### EXTRACTED ENTRIES ###

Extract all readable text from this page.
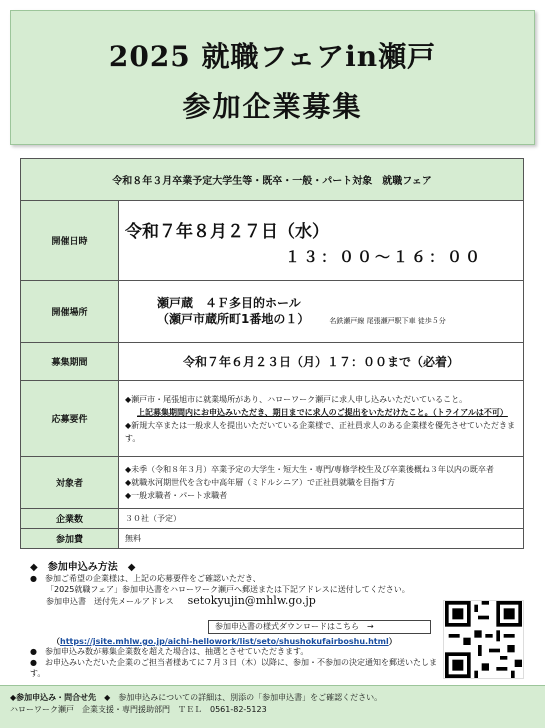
2025 就職フェアin瀬戸
参加企業募集
令和８年３月卒業予定大学生等・既卒・一般・パート対象　就職フェア	
開催日時	令和７年８月２７日（水）
１３：００〜１６：００

開催場所	瀬戸蔵　４Ｆ多目的ホール
（瀬戸市蔵所町1番地の１） 名鉄瀬戸線 尾張瀬戸駅下車 徒歩５分

募集期間	令和７年６月２３日（月）１７：００まで（必着）
応募要件	◆瀬戸市・尾張旭市に就業場所があり、ハローワーク瀬戸に求人申し込みいただいていること。
上記募集期間内にお申込みいただき、期日までに求人のご提出をいただけたこと。（トライアルは不可）
◆新規大卒または一般求人を提出いただいている企業様で、正社員求人のある企業様を優先させていただきます。

対象者	◆未季（令和８年３月）卒業予定の大学生・短大生・専門/専修学校生及び卒業後概ね３年以内の既卒者
◆就職氷河期世代を含む中高年層（ミドルシニア）で正社員就職を目指す方
◆一般求職者・パート求職者

企業数	３０社（予定）
参加費	無料
◆　参加申込み方法　◆
●　参加ご希望の企業様は、上記の応募要件をご確認いただき、
「2025就職フェア」参加申込書をハローワーク瀬戸へ郵送または下記アドレスに送付してください。
参加申込書　送付先メールアドレス setokyujin@mhlw.go.jp
参加申込書の様式ダウンロードはこちら　→
（https://jsite.mhlw.go.jp/aichi-hellowork/list/seto/shushokufairboshu.html）
●　参加申込み数が募集企業数を超えた場合は、抽選とさせていただきます。
●　お申込みいただいた企業のご担当者様あてに７月３日（木）以降に、参加・不参加の決定通知を郵送いたします。
◆参加申込み・問合せ先　◆　 参加申込みについての詳細は、別添の「参加申込書」をご確認ください。
ハローワーク瀬戸　企業支援・専門援助部門　ＴＥＬ　0561-82-5123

###

WHAT YOU SHOULD DO: Copy all the data exactly as written, but skip any picture.

RESPONSE:
Extract all readable text from this page.
2025 就職フェアin瀬戸
参加企業募集
令和８年３月卒業予定大学生等・既卒・一般・パート対象　就職フェア	
開催日時	令和７年８月２７日（水）
１３：００〜１６：００

開催場所	瀬戸蔵　４Ｆ多目的ホール
（瀬戸市蔵所町1番地の１） 名鉄瀬戸線 尾張瀬戸駅下車 徒歩５分

募集期間	令和７年６月２３日（月）１７：００まで（必着）
応募要件	◆瀬戸市・尾張旭市に就業場所があり、ハローワーク瀬戸に求人申し込みいただいていること。
上記募集期間内にお申込みいただき、期日までに求人のご提出をいただけたこと。（トライアルは不可）
◆新規大卒または一般求人を提出いただいている企業様で、正社員求人のある企業様を優先させていただきます。

対象者	◆未季（令和８年３月）卒業予定の大学生・短大生・専門/専修学校生及び卒業後概ね３年以内の既卒者
◆就職氷河期世代を含む中高年層（ミドルシニア）で正社員就職を目指す方
◆一般求職者・パート求職者

企業数	３０社（予定）
参加費	無料
◆　参加申込み方法　◆
●　参加ご希望の企業様は、上記の応募要件をご確認いただき、
「2025就職フェア」参加申込書をハローワーク瀬戸へ郵送または下記アドレスに送付してください。
参加申込書　送付先メールアドレス setokyujin@mhlw.go.jp
参加申込書の様式ダウンロードはこちら　→
（https://jsite.mhlw.go.jp/aichi-hellowork/list/seto/shushokufairboshu.html）
●　参加申込み数が募集企業数を超えた場合は、抽選とさせていただきます。
●　お申込みいただいた企業のご担当者様あてに７月３日（木）以降に、参加・不参加の決定通知を郵送いたします。
◆参加申込み・問合せ先　◆　 参加申込みについての詳細は、別添の「参加申込書」をご確認ください。
ハローワーク瀬戸　企業支援・専門援助部門　ＴＥＬ　0561-82-5123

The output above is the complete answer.